◆ WHAT YOU NEED TO DO ◆
Collect each line holding the string "height".

◆ RECORD EXTRACTS ◆
>>>

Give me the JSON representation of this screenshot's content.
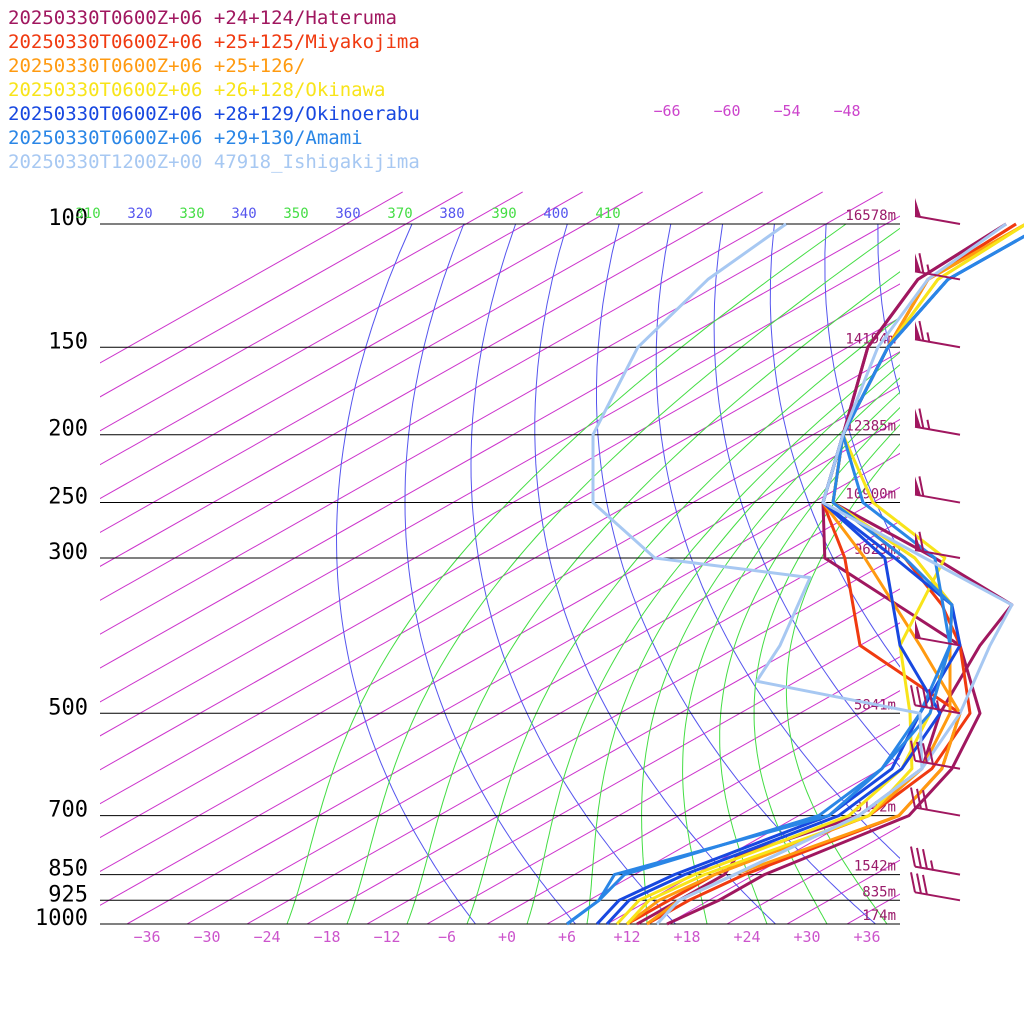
{
  "chart_data": {
    "type": "line",
    "chart_kind": "skew-T log-P sounding",
    "colors": {
      "isobar": "#000000",
      "isotherm": "#cc33cc",
      "dry_adiabat": "#5555ee",
      "moist_adiabat": "#44dd44",
      "wind_barb": "#a0175f"
    },
    "pressure_levels": [
      {
        "p": 100,
        "label": "100",
        "height": "16578m"
      },
      {
        "p": 150,
        "label": "150",
        "height": "14194m"
      },
      {
        "p": 200,
        "label": "200",
        "height": "12385m"
      },
      {
        "p": 250,
        "label": "250",
        "height": "10900m"
      },
      {
        "p": 300,
        "label": "300",
        "height": "9629m"
      },
      {
        "p": 500,
        "label": "500",
        "height": "5841m"
      },
      {
        "p": 700,
        "label": "700",
        "height": "3142m"
      },
      {
        "p": 850,
        "label": "850",
        "height": "1542m"
      },
      {
        "p": 925,
        "label": "925",
        "height": "835m"
      },
      {
        "p": 1000,
        "label": "1000",
        "height": "174m"
      }
    ],
    "temperature_ticks": [
      "−36",
      "−30",
      "−24",
      "−18",
      "−12",
      "−6",
      "+0",
      "+6",
      "+12",
      "+18",
      "+24",
      "+30",
      "+36"
    ],
    "temperature_tick_values": [
      -36,
      -30,
      -24,
      -18,
      -12,
      -6,
      0,
      6,
      12,
      18,
      24,
      30,
      36
    ],
    "theta_labels": [
      {
        "text": "310",
        "color": "#44dd44"
      },
      {
        "text": "320",
        "color": "#5555ee"
      },
      {
        "text": "330",
        "color": "#44dd44"
      },
      {
        "text": "340",
        "color": "#5555ee"
      },
      {
        "text": "350",
        "color": "#44dd44"
      },
      {
        "text": "360",
        "color": "#5555ee"
      },
      {
        "text": "370",
        "color": "#44dd44"
      },
      {
        "text": "380",
        "color": "#5555ee"
      },
      {
        "text": "390",
        "color": "#44dd44"
      },
      {
        "text": "400",
        "color": "#5555ee"
      },
      {
        "text": "410",
        "color": "#44dd44"
      }
    ],
    "top_isotherm_labels": [
      "−66",
      "−60",
      "−54",
      "−48"
    ],
    "series": [
      {
        "name": "20250330T0600Z+06 +24+124/Hateruma",
        "color": "#a0175f",
        "temperature": [
          [
            1000,
            16
          ],
          [
            925,
            17
          ],
          [
            850,
            17
          ],
          [
            700,
            21
          ],
          [
            600,
            17
          ],
          [
            500,
            10
          ],
          [
            400,
            -4
          ],
          [
            300,
            -33
          ],
          [
            250,
            -43
          ],
          [
            200,
            -53
          ],
          [
            150,
            -66
          ],
          [
            120,
            -73
          ],
          [
            100,
            -74
          ]
        ],
        "dewpoint": [
          [
            1000,
            13
          ],
          [
            925,
            13
          ],
          [
            850,
            13
          ],
          [
            800,
            11
          ],
          [
            700,
            16
          ],
          [
            600,
            14
          ],
          [
            500,
            6
          ],
          [
            400,
            -2
          ],
          [
            350,
            -6
          ],
          [
            300,
            -22
          ],
          [
            250,
            -42
          ],
          [
            200,
            -53
          ],
          [
            150,
            -66
          ],
          [
            120,
            -73
          ],
          [
            100,
            -74
          ]
        ]
      },
      {
        "name": "20250330T0600Z+06 +25+125/Miyakojima",
        "color": "#f03a10",
        "temperature": [
          [
            1000,
            14
          ],
          [
            925,
            14
          ],
          [
            850,
            15
          ],
          [
            700,
            20
          ],
          [
            600,
            16
          ],
          [
            500,
            8
          ],
          [
            400,
            -14
          ],
          [
            300,
            -31
          ],
          [
            250,
            -43
          ],
          [
            200,
            -53
          ],
          [
            150,
            -64
          ],
          [
            120,
            -72
          ],
          [
            100,
            -73
          ]
        ],
        "dewpoint": [
          [
            1000,
            12
          ],
          [
            925,
            12
          ],
          [
            850,
            12
          ],
          [
            700,
            17
          ],
          [
            600,
            15
          ],
          [
            500,
            9
          ],
          [
            400,
            -4
          ],
          [
            350,
            -13
          ],
          [
            300,
            -25
          ],
          [
            250,
            -42
          ],
          [
            200,
            -53
          ],
          [
            150,
            -64
          ],
          [
            120,
            -72
          ],
          [
            100,
            -73
          ]
        ]
      },
      {
        "name": "20250330T0600Z+06 +25+126/",
        "color": "#ff9a10",
        "temperature": [
          [
            1000,
            14
          ],
          [
            925,
            13
          ],
          [
            850,
            14
          ],
          [
            700,
            20
          ],
          [
            600,
            16
          ],
          [
            500,
            8
          ],
          [
            400,
            -8
          ],
          [
            300,
            -29
          ],
          [
            250,
            -43
          ],
          [
            200,
            -53
          ],
          [
            150,
            -64
          ],
          [
            120,
            -72
          ],
          [
            100,
            -72
          ]
        ],
        "dewpoint": [
          [
            1000,
            12
          ],
          [
            925,
            11
          ],
          [
            850,
            12
          ],
          [
            700,
            17
          ],
          [
            600,
            14
          ],
          [
            500,
            7
          ],
          [
            400,
            -5
          ],
          [
            350,
            -12
          ],
          [
            300,
            -24
          ],
          [
            250,
            -42
          ],
          [
            200,
            -53
          ],
          [
            150,
            -64
          ],
          [
            120,
            -72
          ],
          [
            100,
            -72
          ]
        ]
      },
      {
        "name": "20250330T0600Z+06 +26+128/Okinawa",
        "color": "#f8e41a",
        "temperature": [
          [
            1000,
            12
          ],
          [
            925,
            10
          ],
          [
            850,
            11
          ],
          [
            700,
            17
          ],
          [
            600,
            13
          ],
          [
            500,
            3
          ],
          [
            400,
            -10
          ],
          [
            300,
            -21
          ],
          [
            250,
            -38
          ],
          [
            200,
            -53
          ],
          [
            150,
            -64
          ],
          [
            120,
            -71
          ],
          [
            100,
            -72
          ]
        ],
        "dewpoint": [
          [
            1000,
            11
          ],
          [
            925,
            9
          ],
          [
            850,
            10
          ],
          [
            700,
            15
          ],
          [
            600,
            12
          ],
          [
            500,
            5
          ],
          [
            400,
            -5
          ],
          [
            350,
            -12
          ],
          [
            300,
            -24
          ],
          [
            250,
            -42
          ],
          [
            200,
            -53
          ],
          [
            150,
            -64
          ],
          [
            120,
            -71
          ],
          [
            100,
            -72
          ]
        ]
      },
      {
        "name": "20250330T0600Z+06 +28+129/Okinoerabu",
        "color": "#1848e0",
        "temperature": [
          [
            1000,
            10
          ],
          [
            925,
            8
          ],
          [
            850,
            9
          ],
          [
            700,
            14
          ],
          [
            600,
            12
          ],
          [
            500,
            6
          ],
          [
            400,
            -10
          ],
          [
            300,
            -27
          ],
          [
            250,
            -43
          ],
          [
            200,
            -53
          ],
          [
            150,
            -64
          ],
          [
            120,
            -70
          ],
          [
            100,
            -70
          ]
        ],
        "dewpoint": [
          [
            1000,
            9
          ],
          [
            925,
            7
          ],
          [
            850,
            8
          ],
          [
            700,
            13
          ],
          [
            600,
            11
          ],
          [
            500,
            4
          ],
          [
            400,
            -4
          ],
          [
            350,
            -12
          ],
          [
            300,
            -26
          ],
          [
            250,
            -43
          ],
          [
            200,
            -53
          ],
          [
            150,
            -64
          ],
          [
            120,
            -70
          ],
          [
            100,
            -70
          ]
        ]
      },
      {
        "name": "20250330T0600Z+06 +29+130/Amami",
        "color": "#2a86e6",
        "temperature": [
          [
            1000,
            6
          ],
          [
            925,
            5
          ],
          [
            850,
            2
          ],
          [
            700,
            13
          ],
          [
            600,
            10
          ],
          [
            500,
            5
          ],
          [
            400,
            -5
          ],
          [
            300,
            -22
          ],
          [
            250,
            -39
          ],
          [
            200,
            -53
          ],
          [
            150,
            -64
          ],
          [
            120,
            -70
          ],
          [
            100,
            -70
          ]
        ],
        "dewpoint": [
          [
            1000,
            6
          ],
          [
            925,
            5
          ],
          [
            850,
            3
          ],
          [
            700,
            12
          ],
          [
            600,
            10
          ],
          [
            500,
            4
          ],
          [
            400,
            -5
          ],
          [
            350,
            -12
          ],
          [
            300,
            -25
          ],
          [
            250,
            -42
          ],
          [
            200,
            -53
          ],
          [
            150,
            -64
          ],
          [
            120,
            -70
          ],
          [
            100,
            -70
          ]
        ]
      },
      {
        "name": "20250330T1200Z+00 47918_Ishigakijima",
        "color": "#a7c8f2",
        "temperature": [
          [
            1000,
            15
          ],
          [
            925,
            13
          ],
          [
            850,
            14
          ],
          [
            700,
            16
          ],
          [
            600,
            14
          ],
          [
            500,
            8
          ],
          [
            400,
            -1
          ],
          [
            350,
            -6
          ],
          [
            300,
            -23
          ],
          [
            250,
            -43
          ],
          [
            200,
            -53
          ],
          [
            150,
            -65
          ],
          [
            120,
            -72
          ],
          [
            100,
            -74
          ]
        ],
        "dewpoint": [
          [
            1000,
            15
          ],
          [
            925,
            13
          ],
          [
            850,
            14
          ],
          [
            700,
            16
          ],
          [
            600,
            14
          ],
          [
            500,
            4
          ],
          [
            450,
            -18
          ],
          [
            400,
            -22
          ],
          [
            320,
            -31
          ],
          [
            300,
            -50
          ],
          [
            250,
            -66
          ],
          [
            200,
            -78
          ],
          [
            150,
            -89
          ],
          [
            120,
            -94
          ],
          [
            100,
            -96
          ]
        ]
      }
    ],
    "wind_barbs": [
      {
        "p": 100,
        "speed_kt": 50
      },
      {
        "p": 120,
        "speed_kt": 65
      },
      {
        "p": 150,
        "speed_kt": 65
      },
      {
        "p": 200,
        "speed_kt": 65
      },
      {
        "p": 250,
        "speed_kt": 60
      },
      {
        "p": 300,
        "speed_kt": 60
      },
      {
        "p": 400,
        "speed_kt": 50
      },
      {
        "p": 500,
        "speed_kt": 45
      },
      {
        "p": 600,
        "speed_kt": 40
      },
      {
        "p": 700,
        "speed_kt": 30
      },
      {
        "p": 850,
        "speed_kt": 35
      },
      {
        "p": 925,
        "speed_kt": 30
      }
    ],
    "xlim": [
      -40,
      40
    ],
    "ylim": [
      1000,
      100
    ],
    "log_scale_y": true,
    "grid": true
  }
}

<<<

◆ EXERCISE RESPONSE ◆
        "height": "16578m"
        "height": "14194m"
        "height": "12385m"
        "height": "10900m"
        "height": "9629m"
        "height": "5841m"
        "height": "3142m"
        "height": "1542m"
        "height": "835m"
        "height": "174m"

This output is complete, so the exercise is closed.